Task brief ▸ Transcribe the whole listing below without changing a word, but leave out every image.

Exercise data ▸
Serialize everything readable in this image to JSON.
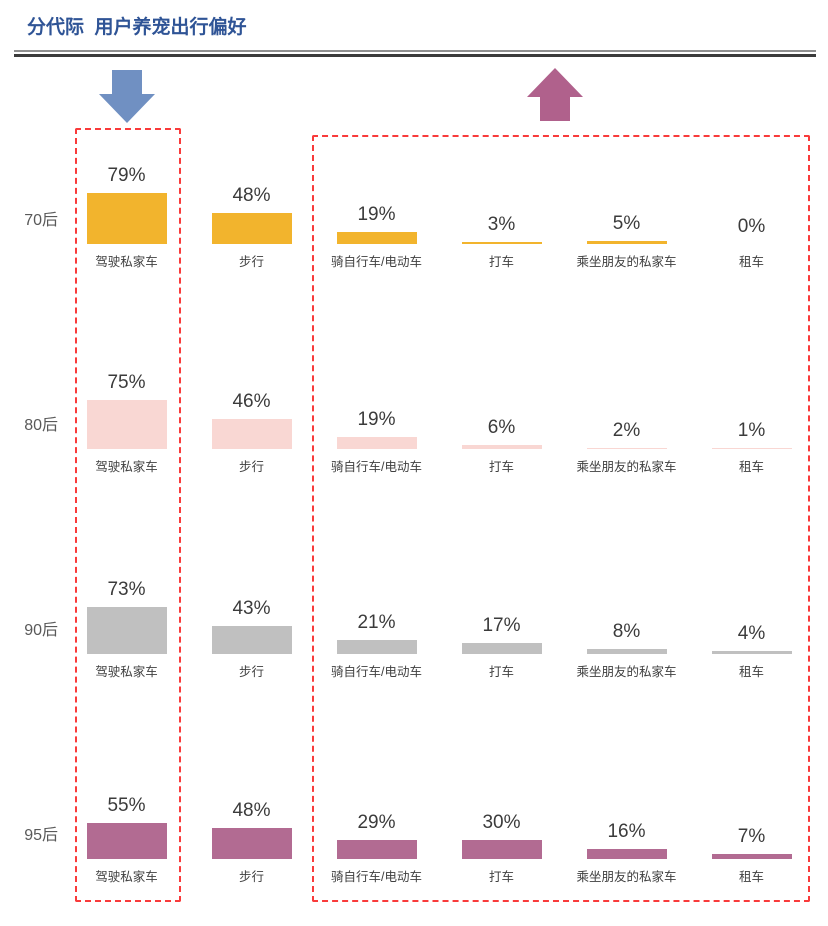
{
  "header": {
    "title": "分代际  用户养宠出行偏好"
  },
  "annotations": {
    "down_arrow_color": "#7090C2",
    "up_arrow_color": "#B0618C",
    "highlight_border_color": "#F93B3B"
  },
  "chart_data": {
    "type": "bar",
    "title": "分代际 用户养宠出行偏好",
    "unit": "%",
    "ylim": [
      0,
      100
    ],
    "grid": false,
    "legend_position": "none",
    "layout": "four generation rows of small-multiple bars, bottom-aligned baseline per row, value label above each bar, category label below",
    "categories": [
      "驾驶私家车",
      "步行",
      "骑自行车/电动车",
      "打车",
      "乘坐朋友的私家车",
      "租车"
    ],
    "series": [
      {
        "name": "70后",
        "color": "#F2B42D",
        "values": [
          79,
          48,
          19,
          3,
          5,
          0
        ],
        "labels": [
          "79%",
          "48%",
          "19%",
          "3%",
          "5%",
          "0%"
        ]
      },
      {
        "name": "80后",
        "color": "#F9D7D3",
        "values": [
          75,
          46,
          19,
          6,
          2,
          1
        ],
        "labels": [
          "75%",
          "46%",
          "19%",
          "6%",
          "2%",
          "1%"
        ]
      },
      {
        "name": "90后",
        "color": "#C0C0C0",
        "values": [
          73,
          43,
          21,
          17,
          8,
          4
        ],
        "labels": [
          "73%",
          "43%",
          "21%",
          "17%",
          "8%",
          "4%"
        ]
      },
      {
        "name": "95后",
        "color": "#B26B92",
        "values": [
          55,
          48,
          29,
          30,
          16,
          7
        ],
        "labels": [
          "55%",
          "48%",
          "29%",
          "30%",
          "16%",
          "7%"
        ]
      }
    ],
    "highlights": {
      "box1_over_category": "驾驶私家车",
      "box2_over_categories": [
        "骑自行车/电动车",
        "打车",
        "乘坐朋友的私家车",
        "租车"
      ]
    }
  }
}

Response below ▸
Serialize everything readable in this image to JSON.
{
  "header": {
    "title": "分代际  用户养宠出行偏好"
  },
  "annotations": {
    "down_arrow_color": "#7090C2",
    "up_arrow_color": "#B0618C",
    "highlight_border_color": "#F93B3B"
  },
  "chart_data": {
    "type": "bar",
    "title": "分代际 用户养宠出行偏好",
    "unit": "%",
    "ylim": [
      0,
      100
    ],
    "grid": false,
    "legend_position": "none",
    "layout": "four generation rows of small-multiple bars, bottom-aligned baseline per row, value label above each bar, category label below",
    "categories": [
      "驾驶私家车",
      "步行",
      "骑自行车/电动车",
      "打车",
      "乘坐朋友的私家车",
      "租车"
    ],
    "series": [
      {
        "name": "70后",
        "color": "#F2B42D",
        "values": [
          79,
          48,
          19,
          3,
          5,
          0
        ],
        "labels": [
          "79%",
          "48%",
          "19%",
          "3%",
          "5%",
          "0%"
        ]
      },
      {
        "name": "80后",
        "color": "#F9D7D3",
        "values": [
          75,
          46,
          19,
          6,
          2,
          1
        ],
        "labels": [
          "75%",
          "46%",
          "19%",
          "6%",
          "2%",
          "1%"
        ]
      },
      {
        "name": "90后",
        "color": "#C0C0C0",
        "values": [
          73,
          43,
          21,
          17,
          8,
          4
        ],
        "labels": [
          "73%",
          "43%",
          "21%",
          "17%",
          "8%",
          "4%"
        ]
      },
      {
        "name": "95后",
        "color": "#B26B92",
        "values": [
          55,
          48,
          29,
          30,
          16,
          7
        ],
        "labels": [
          "55%",
          "48%",
          "29%",
          "30%",
          "16%",
          "7%"
        ]
      }
    ],
    "highlights": {
      "box1_over_category": "驾驶私家车",
      "box2_over_categories": [
        "骑自行车/电动车",
        "打车",
        "乘坐朋友的私家车",
        "租车"
      ]
    }
  }
}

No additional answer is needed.